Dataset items

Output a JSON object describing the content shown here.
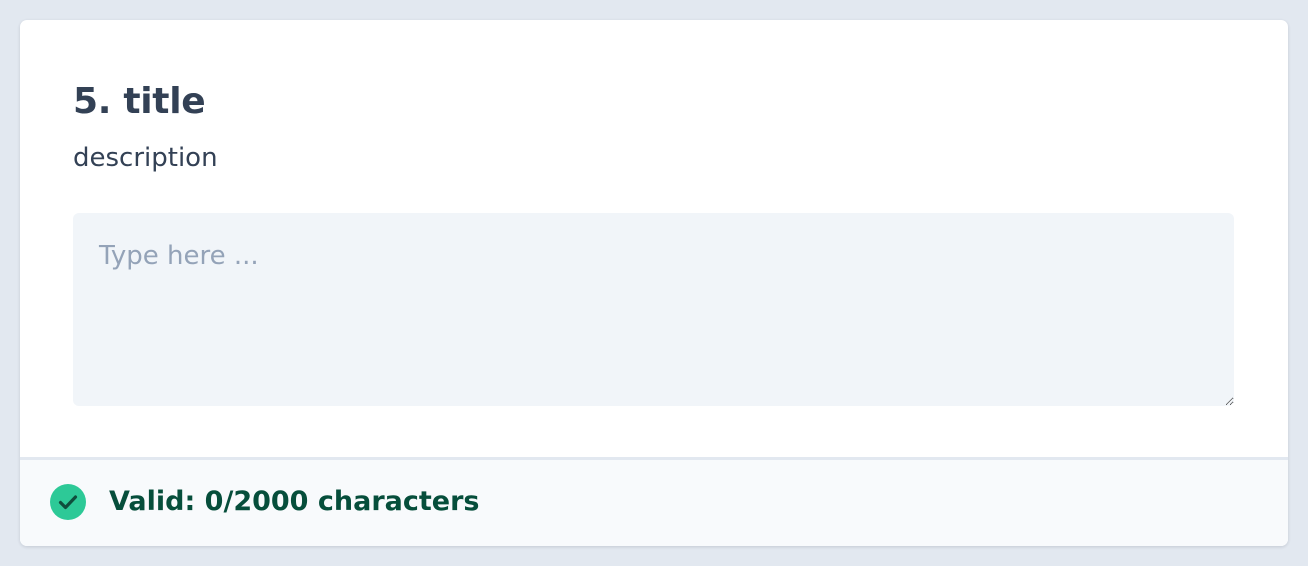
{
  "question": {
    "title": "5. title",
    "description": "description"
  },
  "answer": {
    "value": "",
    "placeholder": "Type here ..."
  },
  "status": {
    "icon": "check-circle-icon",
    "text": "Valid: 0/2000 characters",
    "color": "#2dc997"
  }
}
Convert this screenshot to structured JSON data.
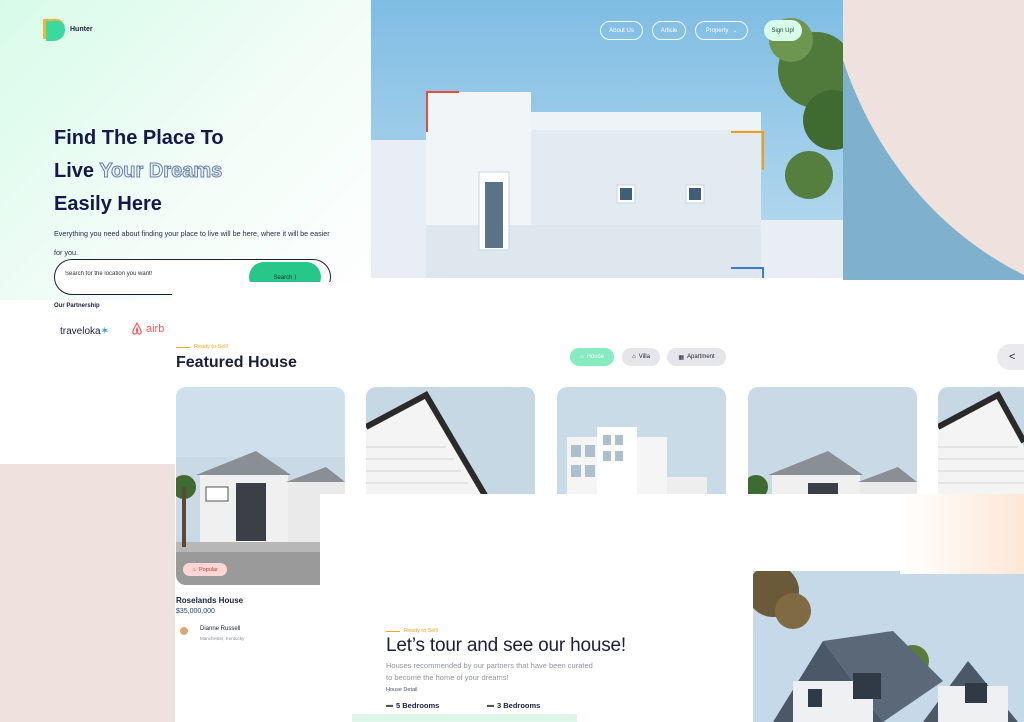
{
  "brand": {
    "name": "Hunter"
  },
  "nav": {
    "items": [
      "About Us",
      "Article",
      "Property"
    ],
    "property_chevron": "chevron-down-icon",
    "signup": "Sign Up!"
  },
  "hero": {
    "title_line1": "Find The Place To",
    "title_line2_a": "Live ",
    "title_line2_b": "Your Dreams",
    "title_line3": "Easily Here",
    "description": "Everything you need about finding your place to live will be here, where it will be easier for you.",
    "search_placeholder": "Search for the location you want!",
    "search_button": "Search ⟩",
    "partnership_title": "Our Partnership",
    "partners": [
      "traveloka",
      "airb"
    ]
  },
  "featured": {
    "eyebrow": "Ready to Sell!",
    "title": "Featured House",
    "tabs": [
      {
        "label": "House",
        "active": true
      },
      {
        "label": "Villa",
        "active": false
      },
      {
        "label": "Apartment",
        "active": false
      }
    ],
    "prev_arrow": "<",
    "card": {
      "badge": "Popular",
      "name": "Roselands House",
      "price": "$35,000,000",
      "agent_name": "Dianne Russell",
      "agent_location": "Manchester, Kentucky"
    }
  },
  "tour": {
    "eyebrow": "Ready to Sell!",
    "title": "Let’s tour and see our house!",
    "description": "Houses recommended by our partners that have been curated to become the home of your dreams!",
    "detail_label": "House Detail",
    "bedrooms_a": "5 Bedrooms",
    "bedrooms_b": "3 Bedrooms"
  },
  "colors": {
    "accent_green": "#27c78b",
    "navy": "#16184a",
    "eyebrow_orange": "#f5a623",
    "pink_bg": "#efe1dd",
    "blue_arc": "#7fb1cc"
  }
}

--

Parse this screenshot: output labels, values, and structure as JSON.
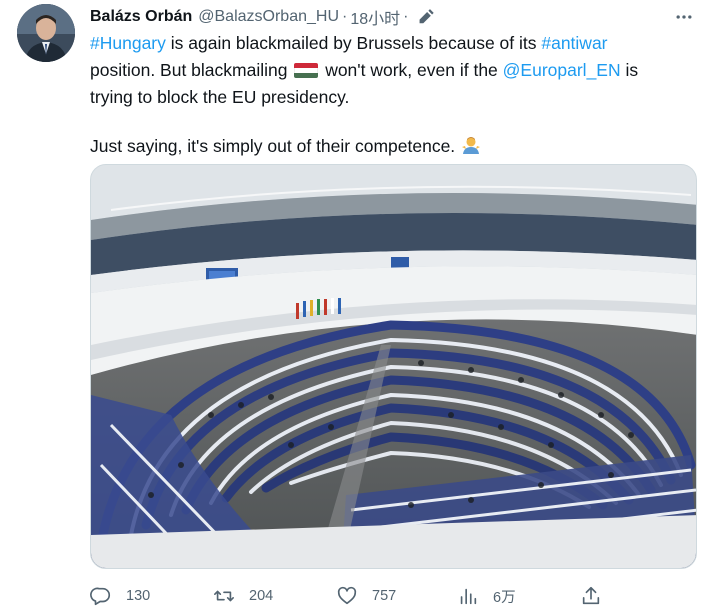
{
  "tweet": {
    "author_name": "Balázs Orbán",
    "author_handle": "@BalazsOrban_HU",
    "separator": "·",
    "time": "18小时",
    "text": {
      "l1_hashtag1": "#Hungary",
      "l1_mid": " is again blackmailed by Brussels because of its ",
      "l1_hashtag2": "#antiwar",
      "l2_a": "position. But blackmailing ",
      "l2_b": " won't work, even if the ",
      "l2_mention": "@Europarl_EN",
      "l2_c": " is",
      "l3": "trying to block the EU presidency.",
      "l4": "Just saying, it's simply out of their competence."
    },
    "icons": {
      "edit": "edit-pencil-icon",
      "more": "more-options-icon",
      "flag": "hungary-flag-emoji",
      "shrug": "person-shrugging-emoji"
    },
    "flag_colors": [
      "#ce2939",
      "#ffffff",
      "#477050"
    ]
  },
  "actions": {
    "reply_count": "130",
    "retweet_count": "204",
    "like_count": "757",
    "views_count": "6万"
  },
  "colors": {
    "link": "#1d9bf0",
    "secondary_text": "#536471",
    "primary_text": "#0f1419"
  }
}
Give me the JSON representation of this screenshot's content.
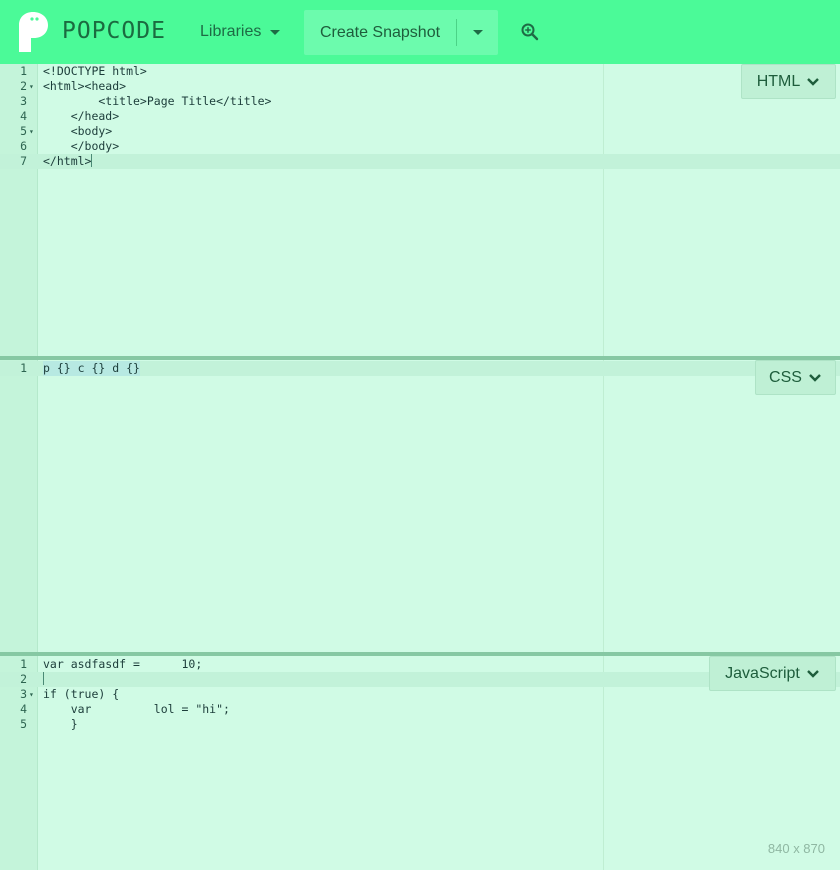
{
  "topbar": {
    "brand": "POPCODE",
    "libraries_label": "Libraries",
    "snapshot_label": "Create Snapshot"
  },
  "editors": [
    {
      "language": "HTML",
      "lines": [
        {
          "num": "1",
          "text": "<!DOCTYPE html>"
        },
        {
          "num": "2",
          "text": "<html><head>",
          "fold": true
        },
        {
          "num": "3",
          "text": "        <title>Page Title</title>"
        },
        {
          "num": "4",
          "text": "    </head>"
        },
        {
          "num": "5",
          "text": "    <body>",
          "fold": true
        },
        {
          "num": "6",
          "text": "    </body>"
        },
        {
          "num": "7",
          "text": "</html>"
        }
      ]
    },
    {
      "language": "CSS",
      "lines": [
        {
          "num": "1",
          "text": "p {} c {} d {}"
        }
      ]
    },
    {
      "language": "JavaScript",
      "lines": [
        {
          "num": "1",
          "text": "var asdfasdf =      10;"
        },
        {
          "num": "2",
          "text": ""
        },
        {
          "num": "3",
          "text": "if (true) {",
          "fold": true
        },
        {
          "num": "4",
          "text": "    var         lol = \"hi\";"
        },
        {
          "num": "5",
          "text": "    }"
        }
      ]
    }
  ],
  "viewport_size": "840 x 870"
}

### What you have to do
Each line that holds the word "content" should be extracted from the records.

### Problem solution
Output a JSON object describing the content shown here.
Give me the JSON representation of this screenshot's content.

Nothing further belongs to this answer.